[Task brief] Exactly reproduce each record listed below.

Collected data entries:
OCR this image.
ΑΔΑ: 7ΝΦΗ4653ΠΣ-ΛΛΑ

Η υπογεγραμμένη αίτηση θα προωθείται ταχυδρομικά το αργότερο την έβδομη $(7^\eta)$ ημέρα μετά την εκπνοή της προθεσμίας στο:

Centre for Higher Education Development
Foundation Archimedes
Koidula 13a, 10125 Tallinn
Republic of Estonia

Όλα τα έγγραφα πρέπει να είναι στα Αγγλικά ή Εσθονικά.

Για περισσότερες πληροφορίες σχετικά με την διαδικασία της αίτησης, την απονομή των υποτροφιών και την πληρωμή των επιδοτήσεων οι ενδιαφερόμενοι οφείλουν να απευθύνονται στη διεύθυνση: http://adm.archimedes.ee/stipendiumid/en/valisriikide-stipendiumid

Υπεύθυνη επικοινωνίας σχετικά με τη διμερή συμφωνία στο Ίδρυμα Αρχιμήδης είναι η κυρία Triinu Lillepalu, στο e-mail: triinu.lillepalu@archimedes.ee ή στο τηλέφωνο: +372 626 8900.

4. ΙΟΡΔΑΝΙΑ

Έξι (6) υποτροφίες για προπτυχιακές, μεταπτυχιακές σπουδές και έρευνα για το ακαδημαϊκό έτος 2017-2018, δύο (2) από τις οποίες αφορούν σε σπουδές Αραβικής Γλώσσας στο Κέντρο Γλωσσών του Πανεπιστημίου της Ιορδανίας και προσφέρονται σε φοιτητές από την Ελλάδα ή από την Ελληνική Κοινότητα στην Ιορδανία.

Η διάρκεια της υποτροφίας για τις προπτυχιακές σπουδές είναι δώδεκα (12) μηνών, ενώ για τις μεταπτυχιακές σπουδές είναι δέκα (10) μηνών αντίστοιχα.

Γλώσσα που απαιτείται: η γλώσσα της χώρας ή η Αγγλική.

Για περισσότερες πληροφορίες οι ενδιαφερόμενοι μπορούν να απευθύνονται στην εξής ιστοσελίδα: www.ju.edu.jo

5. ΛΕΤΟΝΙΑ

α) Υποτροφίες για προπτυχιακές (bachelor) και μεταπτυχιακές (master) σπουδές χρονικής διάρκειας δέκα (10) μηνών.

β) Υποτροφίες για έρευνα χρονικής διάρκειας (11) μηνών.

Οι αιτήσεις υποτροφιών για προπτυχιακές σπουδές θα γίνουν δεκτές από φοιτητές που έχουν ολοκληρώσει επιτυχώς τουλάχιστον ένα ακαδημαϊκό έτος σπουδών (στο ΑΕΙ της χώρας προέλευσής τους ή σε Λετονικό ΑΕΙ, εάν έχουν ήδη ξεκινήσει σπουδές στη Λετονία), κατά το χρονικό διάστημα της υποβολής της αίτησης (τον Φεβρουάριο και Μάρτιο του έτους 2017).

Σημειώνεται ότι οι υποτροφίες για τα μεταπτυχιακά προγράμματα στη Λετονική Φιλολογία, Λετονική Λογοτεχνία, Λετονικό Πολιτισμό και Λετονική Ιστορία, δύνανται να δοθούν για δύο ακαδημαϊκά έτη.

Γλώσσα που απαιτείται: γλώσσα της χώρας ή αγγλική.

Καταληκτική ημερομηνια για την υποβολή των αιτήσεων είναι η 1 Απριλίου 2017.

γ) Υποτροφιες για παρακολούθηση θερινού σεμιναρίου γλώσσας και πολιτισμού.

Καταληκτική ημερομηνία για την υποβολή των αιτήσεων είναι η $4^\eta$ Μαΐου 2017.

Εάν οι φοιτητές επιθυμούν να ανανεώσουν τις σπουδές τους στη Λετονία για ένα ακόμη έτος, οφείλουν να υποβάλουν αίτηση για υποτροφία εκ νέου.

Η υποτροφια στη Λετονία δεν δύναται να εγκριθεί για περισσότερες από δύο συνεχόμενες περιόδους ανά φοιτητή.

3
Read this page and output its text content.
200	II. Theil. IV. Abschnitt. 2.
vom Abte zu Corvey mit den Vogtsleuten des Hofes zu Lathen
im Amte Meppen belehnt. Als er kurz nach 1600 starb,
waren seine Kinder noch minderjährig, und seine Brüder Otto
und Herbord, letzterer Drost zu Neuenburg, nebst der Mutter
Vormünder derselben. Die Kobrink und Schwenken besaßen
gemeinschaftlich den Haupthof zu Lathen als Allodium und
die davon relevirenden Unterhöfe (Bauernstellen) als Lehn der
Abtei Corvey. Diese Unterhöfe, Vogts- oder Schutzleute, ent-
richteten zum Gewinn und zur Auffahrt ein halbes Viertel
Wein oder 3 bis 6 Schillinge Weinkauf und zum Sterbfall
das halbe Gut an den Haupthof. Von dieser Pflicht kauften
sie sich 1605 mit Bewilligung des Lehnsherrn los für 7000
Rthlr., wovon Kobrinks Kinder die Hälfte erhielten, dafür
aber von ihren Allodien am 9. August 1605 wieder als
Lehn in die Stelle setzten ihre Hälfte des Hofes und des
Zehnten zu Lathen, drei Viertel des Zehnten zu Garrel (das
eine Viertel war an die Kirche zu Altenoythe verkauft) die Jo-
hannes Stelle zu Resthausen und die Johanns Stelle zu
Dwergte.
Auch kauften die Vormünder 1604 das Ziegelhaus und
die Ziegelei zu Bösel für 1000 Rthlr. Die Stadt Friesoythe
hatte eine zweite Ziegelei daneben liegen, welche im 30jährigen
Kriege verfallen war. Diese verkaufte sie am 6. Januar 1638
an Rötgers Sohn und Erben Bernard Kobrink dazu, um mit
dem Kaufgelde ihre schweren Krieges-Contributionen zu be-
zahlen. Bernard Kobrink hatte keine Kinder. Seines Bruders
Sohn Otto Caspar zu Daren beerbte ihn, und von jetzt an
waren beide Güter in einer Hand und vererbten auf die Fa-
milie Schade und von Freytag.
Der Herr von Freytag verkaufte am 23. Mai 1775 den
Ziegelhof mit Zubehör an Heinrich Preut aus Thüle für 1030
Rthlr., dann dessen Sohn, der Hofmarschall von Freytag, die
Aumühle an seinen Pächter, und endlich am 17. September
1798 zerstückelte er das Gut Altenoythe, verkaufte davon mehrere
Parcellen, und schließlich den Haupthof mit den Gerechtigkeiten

[Task result]
OCR this image.
ΑΔΑ: 7ΝΦΗ4653ΠΣ-ΛΛΑ

Η υπογεγραμμένη αίτηση θα προωθείται ταχυδρομικά το αργότερο την έβδομη $(7^\eta)$ ημέρα μετά την εκπνοή της προθεσμίας στο:

Centre for Higher Education Development
Foundation Archimedes
Koidula 13a, 10125 Tallinn
Republic of Estonia

Όλα τα έγγραφα πρέπει να είναι στα Αγγλικά ή Εσθονικά.

Για περισσότερες πληροφορίες σχετικά με την διαδικασία της αίτησης, την απονομή των υποτροφιών και την πληρωμή των επιδοτήσεων οι ενδιαφερόμενοι οφείλουν να απευθύνονται στη διεύθυνση: http://adm.archimedes.ee/stipendiumid/en/valisriikide-stipendiumid

Υπεύθυνη επικοινωνίας σχετικά με τη διμερή συμφωνία στο Ίδρυμα Αρχιμήδης είναι η κυρία Triinu Lillepalu, στο e-mail: triinu.lillepalu@archimedes.ee ή στο τηλέφωνο: +372 626 8900.

4. ΙΟΡΔΑΝΙΑ

Έξι (6) υποτροφίες για προπτυχιακές, μεταπτυχιακές σπουδές και έρευνα για το ακαδημαϊκό έτος 2017-2018, δύο (2) από τις οποίες αφορούν σε σπουδές Αραβικής Γλώσσας στο Κέντρο Γλωσσών του Πανεπιστημίου της Ιορδανίας και προσφέρονται σε φοιτητές από την Ελλάδα ή από την Ελληνική Κοινότητα στην Ιορδανία.

Η διάρκεια της υποτροφίας για τις προπτυχιακές σπουδές είναι δώδεκα (12) μηνών, ενώ για τις μεταπτυχιακές σπουδές είναι δέκα (10) μηνών αντίστοιχα.

Γλώσσα που απαιτείται: η γλώσσα της χώρας ή η Αγγλική.

Για περισσότερες πληροφορίες οι ενδιαφερόμενοι μπορούν να απευθύνονται στην εξής ιστοσελίδα: www.ju.edu.jo

5. ΛΕΤΟΝΙΑ

α) Υποτροφίες για προπτυχιακές (bachelor) και μεταπτυχιακές (master) σπουδές χρονικής διάρκειας δέκα (10) μηνών.

β) Υποτροφίες για έρευνα χρονικής διάρκειας (11) μηνών.

Οι αιτήσεις υποτροφιών για προπτυχιακές σπουδές θα γίνουν δεκτές από φοιτητές που έχουν ολοκληρώσει επιτυχώς τουλάχιστον ένα ακαδημαϊκό έτος σπουδών (στο ΑΕΙ της χώρας προέλευσής τους ή σε Λετονικό ΑΕΙ, εάν έχουν ήδη ξεκινήσει σπουδές στη Λετονία), κατά το χρονικό διάστημα της υποβολής της αίτησης (τον Φεβρουάριο και Μάρτιο του έτους 2017).

Σημειώνεται ότι οι υποτροφίες για τα μεταπτυχιακά προγράμματα στη Λετονική Φιλολογία, Λετονική Λογοτεχνία, Λετονικό Πολιτισμό και Λετονική Ιστορία, δύνανται να δοθούν για δύο ακαδημαϊκά έτη.

Γλώσσα που απαιτείται: γλώσσα της χώρας ή αγγλική.

Καταληκτική ημερομηνια για την υποβολή των αιτήσεων είναι η 1 Απριλίου 2017.

γ) Υποτροφιες για παρακολούθηση θερινού σεμιναρίου γλώσσας και πολιτισμού.

Καταληκτική ημερομηνία για την υποβολή των αιτήσεων είναι η $4^\eta$ Μαΐου 2017.

Εάν οι φοιτητές επιθυμούν να ανανεώσουν τις σπουδές τους στη Λετονία για ένα ακόμη έτος, οφείλουν να υποβάλουν αίτηση για υποτροφία εκ νέου.

Η υποτροφια στη Λετονία δεν δύναται να εγκριθεί για περισσότερες από δύο συνεχόμενες περιόδους ανά φοιτητή.

3
Read this page and output its text content.
200	II. Theil. IV. Abschnitt. 2.
vom Abte zu Corvey mit den Vogtsleuten des Hofes zu Lathen
im Amte Meppen belehnt. Als er kurz nach 1600 starb,
waren seine Kinder noch minderjährig, und seine Brüder Otto
und Herbord, letzterer Drost zu Neuenburg, nebst der Mutter
Vormünder derselben. Die Kobrink und Schwenken besaßen
gemeinschaftlich den Haupthof zu Lathen als Allodium und
die davon relevirenden Unterhöfe (Bauernstellen) als Lehn der
Abtei Corvey. Diese Unterhöfe, Vogts- oder Schutzleute, ent-
richteten zum Gewinn und zur Auffahrt ein halbes Viertel
Wein oder 3 bis 6 Schillinge Weinkauf und zum Sterbfall
das halbe Gut an den Haupthof. Von dieser Pflicht kauften
sie sich 1605 mit Bewilligung des Lehnsherrn los für 7000
Rthlr., wovon Kobrinks Kinder die Hälfte erhielten, dafür
aber von ihren Allodien am 9. August 1605 wieder als
Lehn in die Stelle setzten ihre Hälfte des Hofes und des
Zehnten zu Lathen, drei Viertel des Zehnten zu Garrel (das
eine Viertel war an die Kirche zu Altenoythe verkauft) die Jo-
hannes Stelle zu Resthausen und die Johanns Stelle zu
Dwergte.
Auch kauften die Vormünder 1604 das Ziegelhaus und
die Ziegelei zu Bösel für 1000 Rthlr. Die Stadt Friesoythe
hatte eine zweite Ziegelei daneben liegen, welche im 30jährigen
Kriege verfallen war. Diese verkaufte sie am 6. Januar 1638
an Rötgers Sohn und Erben Bernard Kobrink dazu, um mit
dem Kaufgelde ihre schweren Krieges-Contributionen zu be-
zahlen. Bernard Kobrink hatte keine Kinder. Seines Bruders
Sohn Otto Caspar zu Daren beerbte ihn, und von jetzt an
waren beide Güter in einer Hand und vererbten auf die Fa-
milie Schade und von Freytag.
Der Herr von Freytag verkaufte am 23. Mai 1775 den
Ziegelhof mit Zubehör an Heinrich Preut aus Thüle für 1030
Rthlr., dann dessen Sohn, der Hofmarschall von Freytag, die
Aumühle an seinen Pächter, und endlich am 17. September
1798 zerstückelte er das Gut Altenoythe, verkaufte davon mehrere
Parcellen, und schließlich den Haupthof mit den Gerechtigkeiten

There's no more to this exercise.